Select from the data all lines with the word "number".

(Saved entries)
-- begin --
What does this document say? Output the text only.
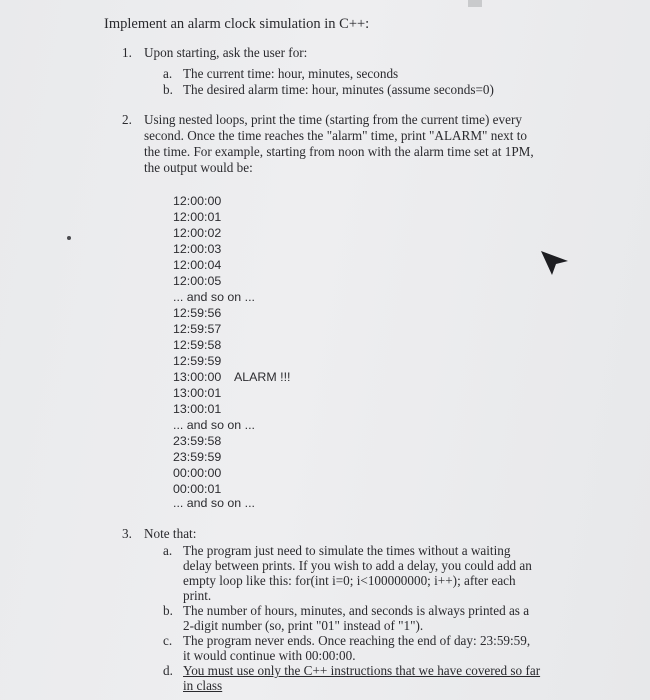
Implement an alarm clock simulation in C++:
1. Upon starting, ask the user for:
a. The current time: hour, minutes, seconds
b. The desired alarm time: hour, minutes (assume seconds=0)
2. Using nested loops, print the time (starting from the current time) every
second. Once the time reaches the "alarm" time, print "ALARM" next to
the time. For example, starting from noon with the alarm time set at 1PM,
the output would be:
12:00:00
12:00:01
12:00:02
12:00:03
12:00:04
12:00:05
... and so on ...
12:59:56
12:59:57
12:59:58
12:59:59
13:00:00 ALARM !!!
13:00:01
13:00:01
... and so on ...
23:59:58
23:59:59
00:00:00
00:00:01
... and so on ...
3. Note that:
a. The program just need to simulate the times without a waiting
delay between prints. If you wish to add a delay, you could add an
empty loop like this: for(int i=0; i<100000000; i++); after each
print.
b. The number of hours, minutes, and seconds is always printed as a
2-digit number (so, print "01" instead of "1").
c. The program never ends. Once reaching the end of day: 23:59:59,
it would continue with 00:00:00.
d. You must use only the C++ instructions that we have covered so far
in class
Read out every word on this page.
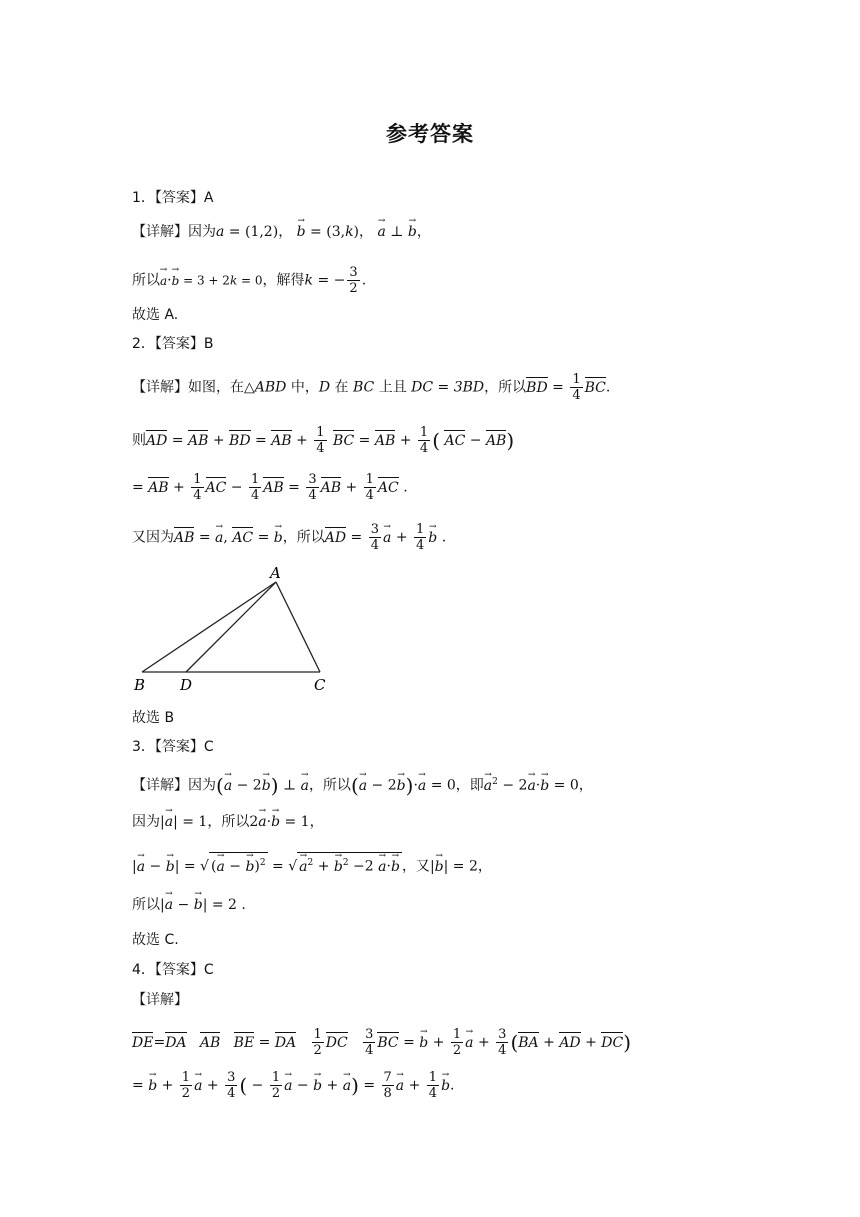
参考答案
1．【答案】A
【详解】因为a = (1,2)， → b = (3,k)， → a ⊥ → b，
所以→ a·→ b = 3 + 2k = 0，解得k = − $\frac{3}{2}$ .
故选 A.
2．【答案】B
【详解】如图，在△ABD 中，D 在 BC 上且 DC = 3BD，所以BD = $\frac{1}{4}$ BC.
则AD = AB + BD = AB + $\frac{1}{4}$ BC = AB + $\frac{1}{4}$ ( AC − AB)
= AB + $\frac{1}{4}$ AC − $\frac{1}{4}$ AB = $\frac{3}{4}$ AB + $\frac{1}{4}$ AC .
又因为AB = → a, AC = → b，所以AD = $\frac{3}{4}$
→ $a + \frac{1}{4}$
→ b .
A
B D	C
故选 B
3．【答案】C
【详解】因为(→ a − 2→ b) ⊥ → a，所以(→ a − 2→ b)·→ a = 0，即→ $a^2 - 2\to a\cdot\to b = 0$，
因为|→ a| = 1，所以2→ a·→ b = 1，
|→ a − → b| = √ (→ a − → b)$^2$ = √→ $a^2$ + → $b^2 -2 \to a\cdot\to b$ ，又|→ b| = 2，
所以|→ a − → b| = 2 .
故选 C.
4．【答案】C
【详解】
DE=DA AB BE = DA $\frac{1}{2}$ DC $\frac{3}{4}$ BC = → $b + \frac{1}{2}$
→ $a + \frac{3}{4} (BA$ + AD + DC)
= → $b + \frac{1}{2}$
→ $a + \frac{3}{4}$ ( − $\frac{1}{2}$
→ a − → b + → $a) = \frac{7}{8}$
→ $a + \frac{1}{4}$
→ b.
-- end --
§ RESULT OF THE EXERCISE:
b. The number of hours, minutes, and seconds is always printed as a
2-digit number (so, print "01" instead of "1").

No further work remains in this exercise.